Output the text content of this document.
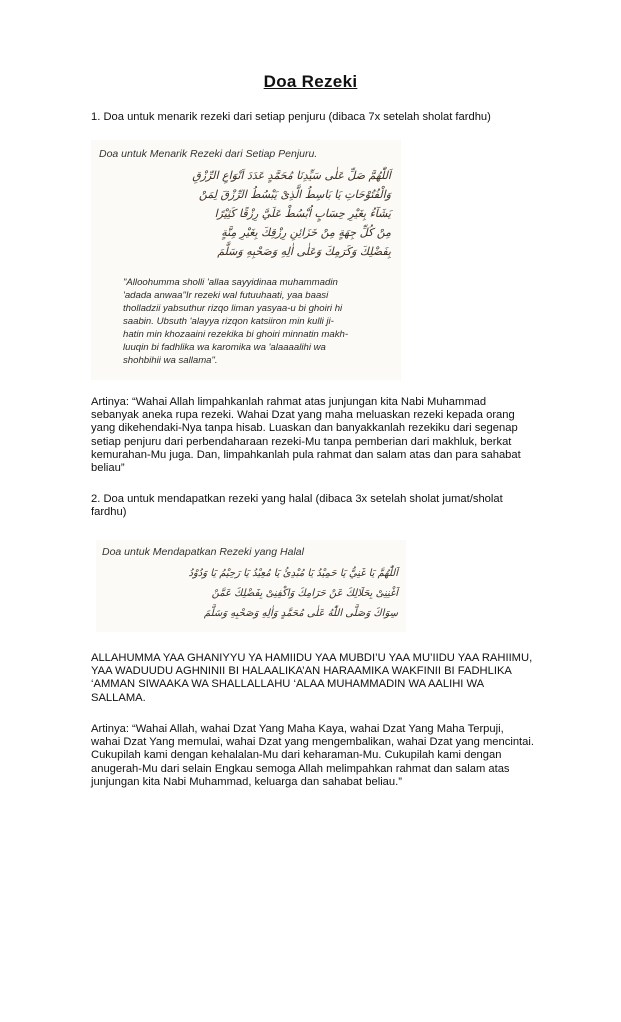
Doa Rezeki
1. Doa untuk menarik rezeki dari setiap penjuru (dibaca 7x setelah sholat fardhu)
Doa untuk Menarik Rezeki dari Setiap Penjuru.
اَللّٰهُمَّ صَلِّ عَلٰى سَيِّدِنَا مُحَمَّدٍ عَدَدَ اَنْوَاعِ الرِّزْقِ
وَالْفُتُوْحَاتِ يَا بَاسِطُ الَّذِىْ يَبْسُطُ الرِّزْقَ لِمَنْ
يَشَآءُ بِغَيْرِ حِسَابٍ اُبْسُطْ عَلَيَّ رِزْقًا كَثِيْرًا
مِنْ كُلِّ جِهَةٍ مِنْ خَزَائِنِ رِزْقِكَ بِغَيْرِ مِنَّةٍ
بِفَضْلِكَ وَكَرَمِكَ وَعَلٰى اٰلِهِ وَصَحْبِهِ وَسَلَّمَ
"Alloohumma sholli 'allaa sayyidinaa muhammadin
'adada anwaa"Ir rezeki wal futuuhaati, yaa baasi
tholladzii yabsuthur rizqo liman yasyaa-u bi ghoiri hi
saabin. Ubsuth 'alayya rizqon katsiiron min kulli ji-
hatin min khozaaini rezekika bi ghoiri minnatin makh-
luuqin bi fadhlika wa karomika wa 'alaaaalihi wa
shohbihii wa sallama".
Artinya: “Wahai Allah limpahkanlah rahmat atas junjungan kita Nabi Muhammad sebanyak aneka rupa rezeki. Wahai Dzat yang maha meluaskan rezeki kepada orang yang dikehendaki-Nya tanpa hisab. Luaskan dan banyakkanlah rezekiku dari segenap setiap penjuru dari perbendaharaan rezeki-Mu tanpa pemberian dari makhluk, berkat kemurahan-Mu juga. Dan, limpahkanlah pula rahmat dan salam atas dan para sahabat beliau”
2. Doa untuk mendapatkan rezeki yang halal (dibaca 3x setelah sholat jumat/sholat fardhu)
Doa untuk Mendapatkan Rezeki yang Halal
اَللّٰهُمَّ يَا غَنِيُّ يَا حَمِيْدُ يَا مُبْدِئُ يَا مُعِيْدُ يَا رَحِيْمُ يَا وَدُوْدُ
اَغْنِنِىْ بِحَلَالِكَ عَنْ حَرَامِكَ وَاكْفِنِىْ بِفَضْلِكَ عَمَّنْ
سِوَاكَ وَصَلَّى اللّٰهُ عَلٰى مُحَمَّدٍ وَاٰلِهِ وَصَحْبِهِ وَسَلَّمَ
ALLAHUMMA YAA GHANIYYU YA HAMIIDU YAA MUBDI’U YAA MU’IIDU YAA RAHIIMU, YAA WADUUDU AGHNINII BI HALAALIKA’AN HARAAMIKA WAKFINII BI FADHLIKA ‘AMMAN SIWAAKA WA SHALLALLAHU ‘ALAA MUHAMMADIN WA AALIHI WA SALLAMA.
Artinya: “Wahai Allah, wahai Dzat Yang Maha Kaya, wahai Dzat Yang Maha Terpuji, wahai Dzat Yang memulai, wahai Dzat yang mengembalikan, wahai Dzat yang mencintai. Cukupilah kami dengan kehalalan-Mu dari keharaman-Mu. Cukupilah kami dengan anugerah-Mu dari selain Engkau semoga Allah melimpahkan rahmat dan salam atas junjungan kita Nabi Muhammad, keluarga dan sahabat beliau.”
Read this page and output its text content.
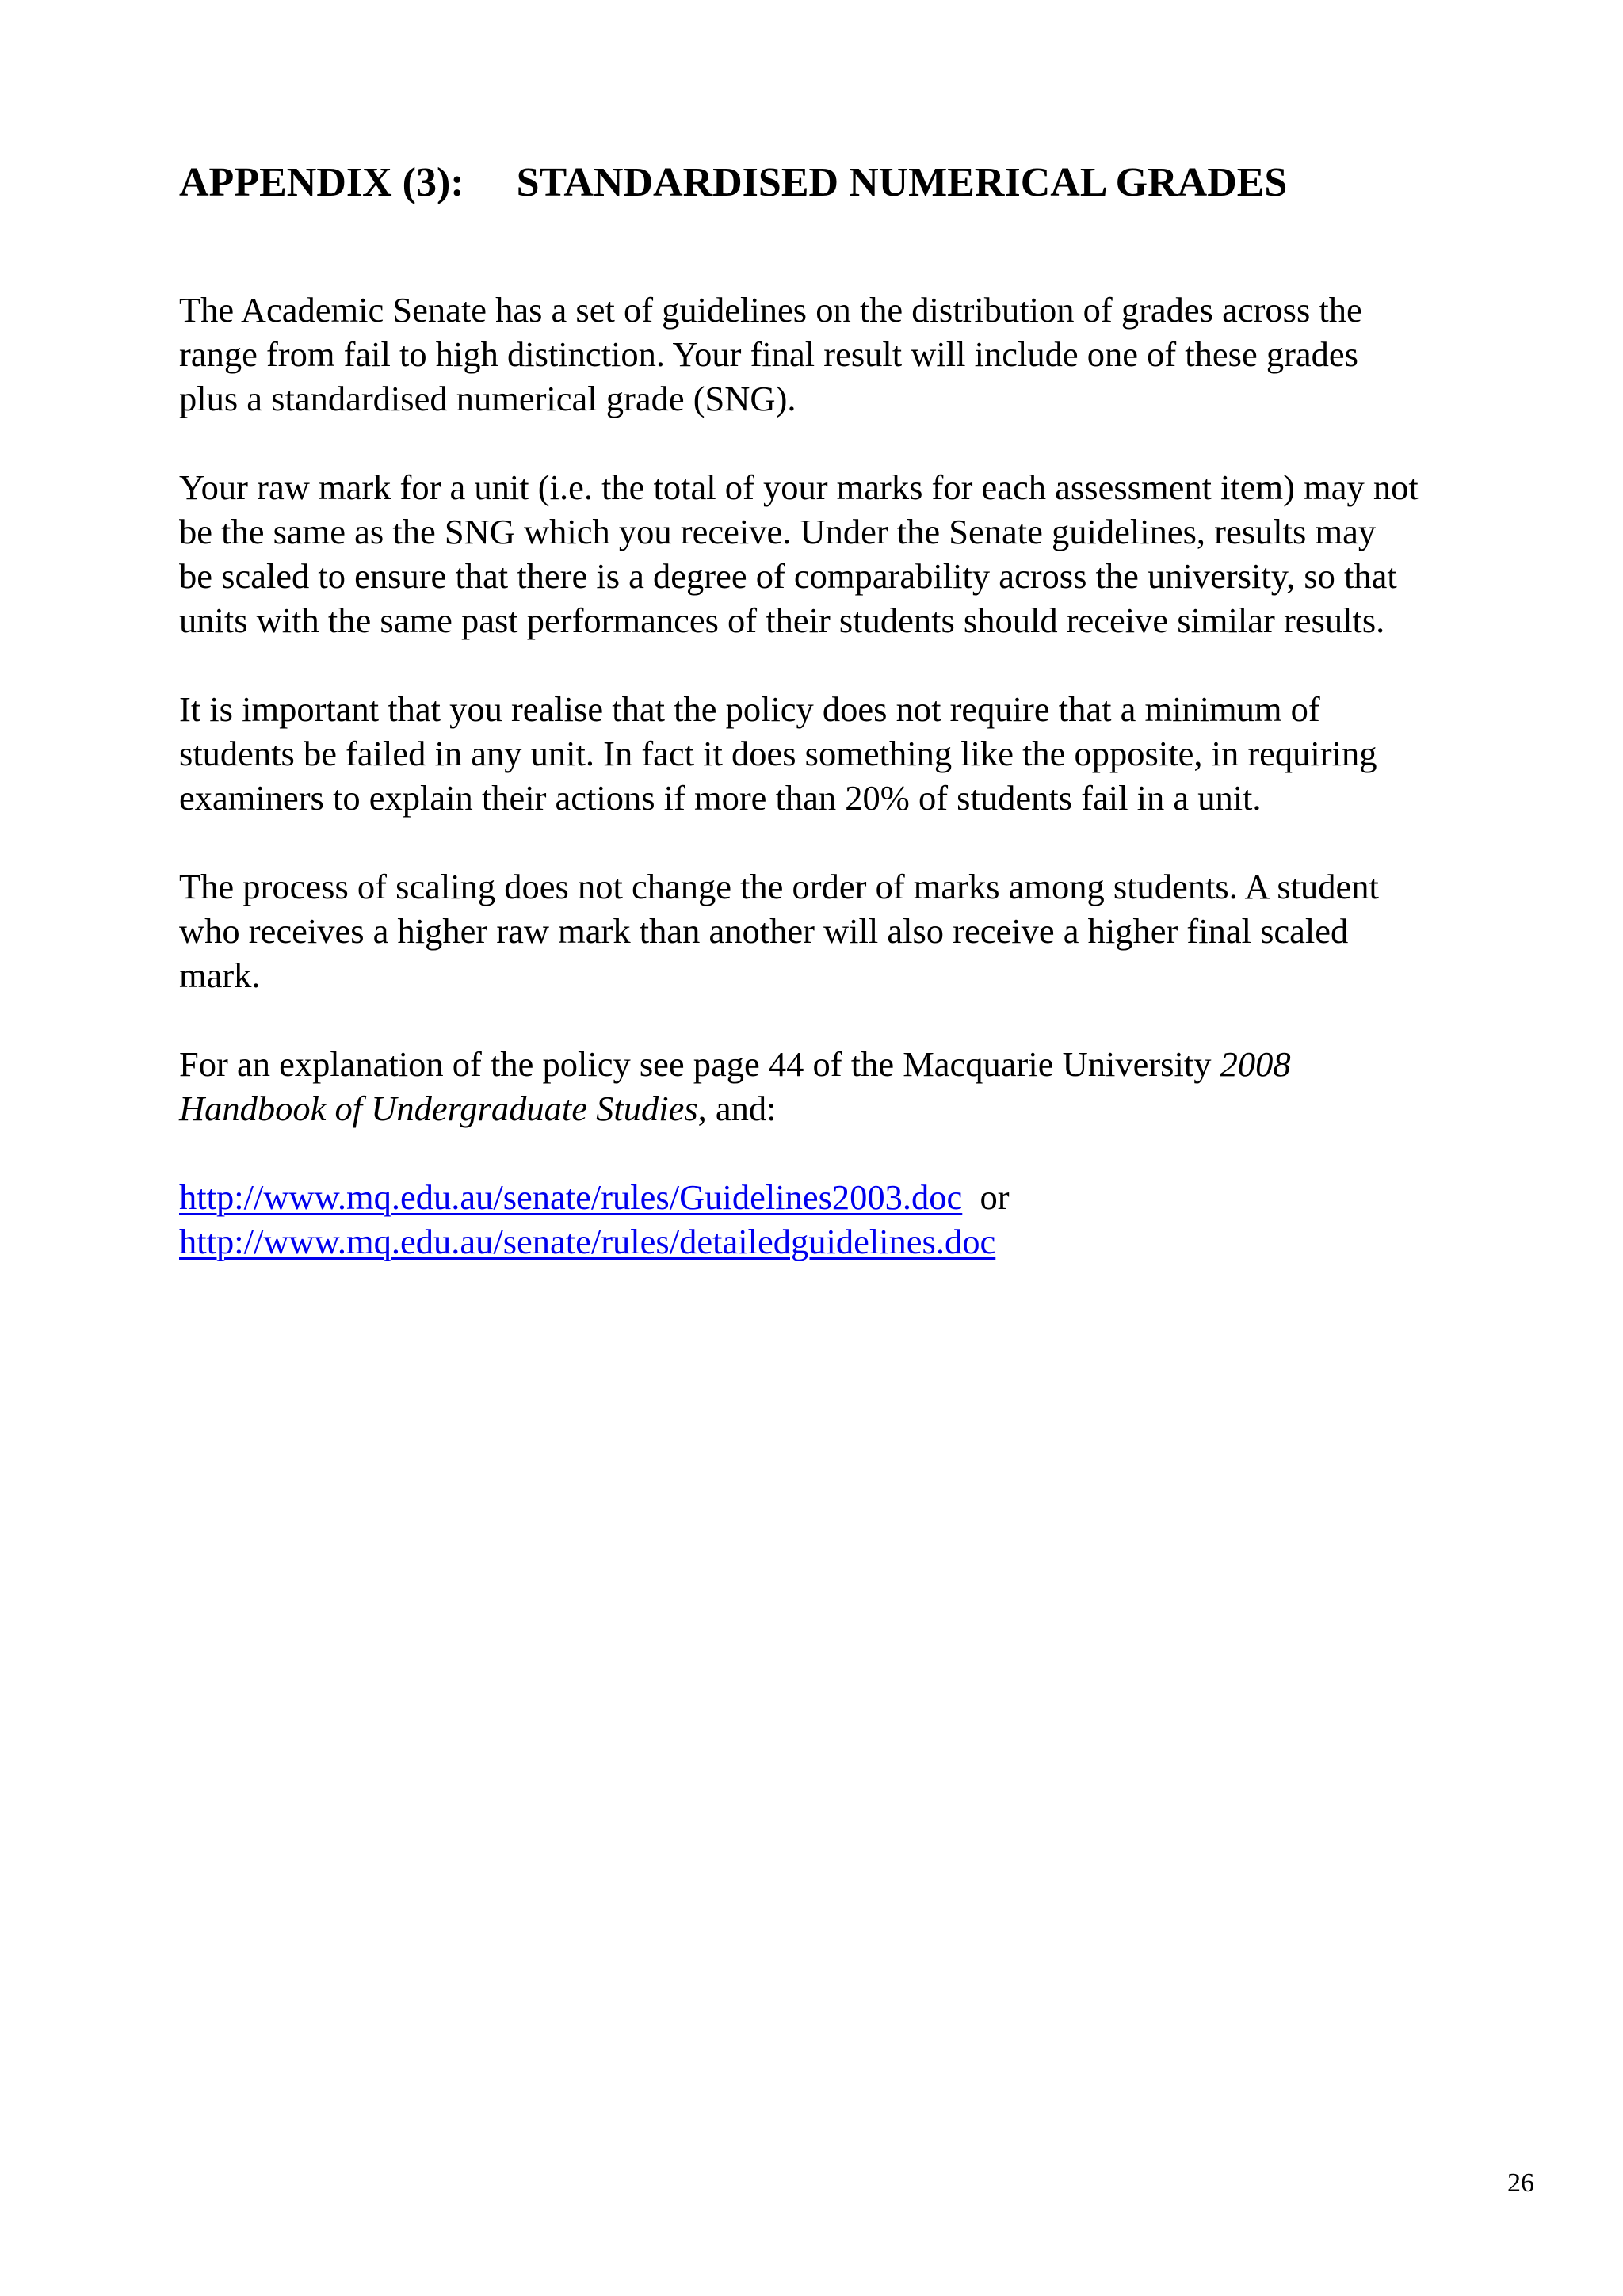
APPENDIX (3): STANDARDISED NUMERICAL GRADES

The Academic Senate has a set of guidelines on the distribution of grades across the
range from fail to high distinction. Your final result will include one of these grades
plus a standardised numerical grade (SNG).

Your raw mark for a unit (i.e. the total of your marks for each assessment item) may not
be the same as the SNG which you receive. Under the Senate guidelines, results may
be scaled to ensure that there is a degree of comparability across the university, so that
units with the same past performances of their students should receive similar results.

It is important that you realise that the policy does not require that a minimum of
students be failed in any unit. In fact it does something like the opposite, in requiring
examiners to explain their actions if more than 20% of students fail in a unit.

The process of scaling does not change the order of marks among students. A student
who receives a higher raw mark than another will also receive a higher final scaled
mark.

For an explanation of the policy see page 44 of the Macquarie University 2008
Handbook of Undergraduate Studies, and:

http://www.mq.edu.au/senate/rules/Guidelines2003.doc or
http://www.mq.edu.au/senate/rules/detailedguidelines.doc

26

What you need to do: Copy all lines of the listing above that contain the string "http".

Response to the exercise:
http://www.mq.edu.au/senate/rules/Guidelines2003.doc or
http://www.mq.edu.au/senate/rules/detailedguidelines.doc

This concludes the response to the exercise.